WHAT IS EXPECTED :: Return the records that follow, matching each one exactly.

EXTRACTED MATERIAL ::
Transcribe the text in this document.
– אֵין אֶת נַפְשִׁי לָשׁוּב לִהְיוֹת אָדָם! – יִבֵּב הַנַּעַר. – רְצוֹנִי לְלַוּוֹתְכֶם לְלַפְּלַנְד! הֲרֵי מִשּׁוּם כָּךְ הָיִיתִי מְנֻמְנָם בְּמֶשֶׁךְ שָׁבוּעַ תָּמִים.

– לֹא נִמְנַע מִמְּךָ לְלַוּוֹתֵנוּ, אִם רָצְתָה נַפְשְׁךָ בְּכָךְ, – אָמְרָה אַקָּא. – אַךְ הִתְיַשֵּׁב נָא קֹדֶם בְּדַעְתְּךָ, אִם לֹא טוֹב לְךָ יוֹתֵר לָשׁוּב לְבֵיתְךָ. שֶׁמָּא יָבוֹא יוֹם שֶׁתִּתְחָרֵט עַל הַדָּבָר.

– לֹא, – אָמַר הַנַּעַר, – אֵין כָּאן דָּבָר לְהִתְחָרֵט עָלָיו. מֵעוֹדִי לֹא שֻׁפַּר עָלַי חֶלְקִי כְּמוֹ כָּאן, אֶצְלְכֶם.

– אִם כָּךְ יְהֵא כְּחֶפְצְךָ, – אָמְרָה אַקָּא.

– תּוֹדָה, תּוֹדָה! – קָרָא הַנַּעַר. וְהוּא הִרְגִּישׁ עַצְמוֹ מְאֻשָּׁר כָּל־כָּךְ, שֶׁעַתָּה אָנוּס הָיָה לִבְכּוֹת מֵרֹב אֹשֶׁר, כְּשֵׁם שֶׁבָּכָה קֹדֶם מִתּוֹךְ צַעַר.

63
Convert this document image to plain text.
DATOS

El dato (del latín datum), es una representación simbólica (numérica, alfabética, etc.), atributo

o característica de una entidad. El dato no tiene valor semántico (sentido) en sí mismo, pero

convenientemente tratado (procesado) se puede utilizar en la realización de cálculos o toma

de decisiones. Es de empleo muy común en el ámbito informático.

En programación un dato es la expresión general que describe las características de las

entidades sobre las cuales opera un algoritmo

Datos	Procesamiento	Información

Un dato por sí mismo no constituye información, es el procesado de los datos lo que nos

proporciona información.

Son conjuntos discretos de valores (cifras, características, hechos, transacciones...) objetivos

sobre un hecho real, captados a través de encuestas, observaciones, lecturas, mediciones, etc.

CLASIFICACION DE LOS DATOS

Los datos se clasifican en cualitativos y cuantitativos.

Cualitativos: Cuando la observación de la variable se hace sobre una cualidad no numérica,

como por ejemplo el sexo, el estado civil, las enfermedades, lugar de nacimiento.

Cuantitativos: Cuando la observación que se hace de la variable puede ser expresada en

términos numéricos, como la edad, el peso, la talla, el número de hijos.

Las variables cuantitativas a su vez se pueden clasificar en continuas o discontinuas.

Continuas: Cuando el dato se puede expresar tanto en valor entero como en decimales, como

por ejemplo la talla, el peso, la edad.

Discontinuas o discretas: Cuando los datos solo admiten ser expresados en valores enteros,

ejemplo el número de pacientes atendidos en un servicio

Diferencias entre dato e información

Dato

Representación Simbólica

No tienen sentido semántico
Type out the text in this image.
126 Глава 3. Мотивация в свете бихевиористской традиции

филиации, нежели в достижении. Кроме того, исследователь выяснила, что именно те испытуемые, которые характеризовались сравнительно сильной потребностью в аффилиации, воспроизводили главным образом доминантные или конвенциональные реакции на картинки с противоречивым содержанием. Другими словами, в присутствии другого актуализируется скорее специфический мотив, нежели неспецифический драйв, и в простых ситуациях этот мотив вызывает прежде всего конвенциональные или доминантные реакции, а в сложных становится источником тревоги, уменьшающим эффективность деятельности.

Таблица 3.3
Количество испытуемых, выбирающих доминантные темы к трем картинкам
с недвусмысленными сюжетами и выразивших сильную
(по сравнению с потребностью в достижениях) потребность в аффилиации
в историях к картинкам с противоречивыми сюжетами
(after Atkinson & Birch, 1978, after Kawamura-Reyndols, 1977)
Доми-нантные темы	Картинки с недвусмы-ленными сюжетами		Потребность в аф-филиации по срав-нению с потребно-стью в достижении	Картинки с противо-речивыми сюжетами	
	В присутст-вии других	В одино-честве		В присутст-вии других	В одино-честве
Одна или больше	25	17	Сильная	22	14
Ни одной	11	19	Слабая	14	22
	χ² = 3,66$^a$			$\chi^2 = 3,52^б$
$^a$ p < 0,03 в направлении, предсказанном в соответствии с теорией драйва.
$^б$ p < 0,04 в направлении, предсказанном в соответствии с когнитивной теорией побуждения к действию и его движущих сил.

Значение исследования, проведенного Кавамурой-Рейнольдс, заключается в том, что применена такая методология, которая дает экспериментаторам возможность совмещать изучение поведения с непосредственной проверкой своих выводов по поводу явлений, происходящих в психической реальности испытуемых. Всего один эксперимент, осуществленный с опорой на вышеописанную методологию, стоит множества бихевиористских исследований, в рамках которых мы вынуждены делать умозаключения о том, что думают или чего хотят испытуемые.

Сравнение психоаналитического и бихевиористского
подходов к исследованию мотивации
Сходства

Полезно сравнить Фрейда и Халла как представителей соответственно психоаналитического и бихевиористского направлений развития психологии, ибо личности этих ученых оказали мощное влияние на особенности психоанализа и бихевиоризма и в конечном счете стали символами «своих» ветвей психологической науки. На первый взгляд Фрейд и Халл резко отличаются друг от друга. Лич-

REPLY ::
Transcribe the text in this document.
– אֵין אֶת נַפְשִׁי לָשׁוּב לִהְיוֹת אָדָם! – יִבֵּב הַנַּעַר. – רְצוֹנִי לְלַוּוֹתְכֶם לְלַפְּלַנְד! הֲרֵי מִשּׁוּם כָּךְ הָיִיתִי מְנֻמְנָם בְּמֶשֶׁךְ שָׁבוּעַ תָּמִים.

– לֹא נִמְנַע מִמְּךָ לְלַוּוֹתֵנוּ, אִם רָצְתָה נַפְשְׁךָ בְּכָךְ, – אָמְרָה אַקָּא. – אַךְ הִתְיַשֵּׁב נָא קֹדֶם בְּדַעְתְּךָ, אִם לֹא טוֹב לְךָ יוֹתֵר לָשׁוּב לְבֵיתְךָ. שֶׁמָּא יָבוֹא יוֹם שֶׁתִּתְחָרֵט עַל הַדָּבָר.

– לֹא, – אָמַר הַנַּעַר, – אֵין כָּאן דָּבָר לְהִתְחָרֵט עָלָיו. מֵעוֹדִי לֹא שֻׁפַּר עָלַי חֶלְקִי כְּמוֹ כָּאן, אֶצְלְכֶם.

– אִם כָּךְ יְהֵא כְּחֶפְצְךָ, – אָמְרָה אַקָּא.

– תּוֹדָה, תּוֹדָה! – קָרָא הַנַּעַר. וְהוּא הִרְגִּישׁ עַצְמוֹ מְאֻשָּׁר כָּל־כָּךְ, שֶׁעַתָּה אָנוּס הָיָה לִבְכּוֹת מֵרֹב אֹשֶׁר, כְּשֵׁם שֶׁבָּכָה קֹדֶם מִתּוֹךְ צַעַר.

63
Convert this document image to plain text.
DATOS

El dato (del latín datum), es una representación simbólica (numérica, alfabética, etc.), atributo

o característica de una entidad. El dato no tiene valor semántico (sentido) en sí mismo, pero

convenientemente tratado (procesado) se puede utilizar en la realización de cálculos o toma

de decisiones. Es de empleo muy común en el ámbito informático.

En programación un dato es la expresión general que describe las características de las

entidades sobre las cuales opera un algoritmo

Datos	Procesamiento	Información

Un dato por sí mismo no constituye información, es el procesado de los datos lo que nos

proporciona información.

Son conjuntos discretos de valores (cifras, características, hechos, transacciones...) objetivos

sobre un hecho real, captados a través de encuestas, observaciones, lecturas, mediciones, etc.

CLASIFICACION DE LOS DATOS

Los datos se clasifican en cualitativos y cuantitativos.

Cualitativos: Cuando la observación de la variable se hace sobre una cualidad no numérica,

como por ejemplo el sexo, el estado civil, las enfermedades, lugar de nacimiento.

Cuantitativos: Cuando la observación que se hace de la variable puede ser expresada en

términos numéricos, como la edad, el peso, la talla, el número de hijos.

Las variables cuantitativas a su vez se pueden clasificar en continuas o discontinuas.

Continuas: Cuando el dato se puede expresar tanto en valor entero como en decimales, como

por ejemplo la talla, el peso, la edad.

Discontinuas o discretas: Cuando los datos solo admiten ser expresados en valores enteros,

ejemplo el número de pacientes atendidos en un servicio

Diferencias entre dato e información

Dato

Representación Simbólica

No tienen sentido semántico
Type out the text in this image.
126 Глава 3. Мотивация в свете бихевиористской традиции

филиации, нежели в достижении. Кроме того, исследователь выяснила, что именно те испытуемые, которые характеризовались сравнительно сильной потребностью в аффилиации, воспроизводили главным образом доминантные или конвенциональные реакции на картинки с противоречивым содержанием. Другими словами, в присутствии другого актуализируется скорее специфический мотив, нежели неспецифический драйв, и в простых ситуациях этот мотив вызывает прежде всего конвенциональные или доминантные реакции, а в сложных становится источником тревоги, уменьшающим эффективность деятельности.

Таблица 3.3
Количество испытуемых, выбирающих доминантные темы к трем картинкам
с недвусмысленными сюжетами и выразивших сильную
(по сравнению с потребностью в достижениях) потребность в аффилиации
в историях к картинкам с противоречивыми сюжетами
(after Atkinson & Birch, 1978, after Kawamura-Reyndols, 1977)
Доми-нантные темы	Картинки с недвусмы-ленными сюжетами		Потребность в аф-филиации по срав-нению с потребно-стью в достижении	Картинки с противо-речивыми сюжетами	
	В присутст-вии других	В одино-честве		В присутст-вии других	В одино-честве
Одна или больше	25	17	Сильная	22	14
Ни одной	11	19	Слабая	14	22
	χ² = 3,66$^a$			$\chi^2 = 3,52^б$
$^a$ p < 0,03 в направлении, предсказанном в соответствии с теорией драйва.
$^б$ p < 0,04 в направлении, предсказанном в соответствии с когнитивной теорией побуждения к действию и его движущих сил.

Значение исследования, проведенного Кавамурой-Рейнольдс, заключается в том, что применена такая методология, которая дает экспериментаторам возможность совмещать изучение поведения с непосредственной проверкой своих выводов по поводу явлений, происходящих в психической реальности испытуемых. Всего один эксперимент, осуществленный с опорой на вышеописанную методологию, стоит множества бихевиористских исследований, в рамках которых мы вынуждены делать умозаключения о том, что думают или чего хотят испытуемые.

Сравнение психоаналитического и бихевиористского
подходов к исследованию мотивации
Сходства

Полезно сравнить Фрейда и Халла как представителей соответственно психоаналитического и бихевиористского направлений развития психологии, ибо личности этих ученых оказали мощное влияние на особенности психоанализа и бихевиоризма и в конечном счете стали символами «своих» ветвей психологической науки. На первый взгляд Фрейд и Халл резко отличаются друг от друга. Лич-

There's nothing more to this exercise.